▶ [Excerpted records]:

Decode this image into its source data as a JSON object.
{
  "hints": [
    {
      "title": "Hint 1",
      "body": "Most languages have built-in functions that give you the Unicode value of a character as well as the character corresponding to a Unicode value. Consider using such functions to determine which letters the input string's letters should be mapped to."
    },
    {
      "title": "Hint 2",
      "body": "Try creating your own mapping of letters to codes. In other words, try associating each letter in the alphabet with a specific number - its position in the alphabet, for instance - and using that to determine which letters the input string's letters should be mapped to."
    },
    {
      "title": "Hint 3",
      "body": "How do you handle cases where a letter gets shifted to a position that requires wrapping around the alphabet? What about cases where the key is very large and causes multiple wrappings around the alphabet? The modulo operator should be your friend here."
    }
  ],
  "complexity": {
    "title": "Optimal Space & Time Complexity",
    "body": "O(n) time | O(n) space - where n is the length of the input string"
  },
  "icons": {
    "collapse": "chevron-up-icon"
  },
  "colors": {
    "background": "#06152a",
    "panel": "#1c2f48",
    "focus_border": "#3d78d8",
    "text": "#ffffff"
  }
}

▶ [Direction]: Would you reproduce all the entries exactly?

▶ [Solution]:
Decode this image into its source data as a JSON object.
{
  "hints": [
    {
      "title": "Hint 1",
      "body": "Most languages have built-in functions that give you the Unicode value of a character as well as the character corresponding to a Unicode value. Consider using such functions to determine which letters the input string's letters should be mapped to."
    },
    {
      "title": "Hint 2",
      "body": "Try creating your own mapping of letters to codes. In other words, try associating each letter in the alphabet with a specific number - its position in the alphabet, for instance - and using that to determine which letters the input string's letters should be mapped to."
    },
    {
      "title": "Hint 3",
      "body": "How do you handle cases where a letter gets shifted to a position that requires wrapping around the alphabet? What about cases where the key is very large and causes multiple wrappings around the alphabet? The modulo operator should be your friend here."
    }
  ],
  "complexity": {
    "title": "Optimal Space & Time Complexity",
    "body": "O(n) time | O(n) space - where n is the length of the input string"
  },
  "icons": {
    "collapse": "chevron-up-icon"
  },
  "colors": {
    "background": "#06152a",
    "panel": "#1c2f48",
    "focus_border": "#3d78d8",
    "text": "#ffffff"
  }
}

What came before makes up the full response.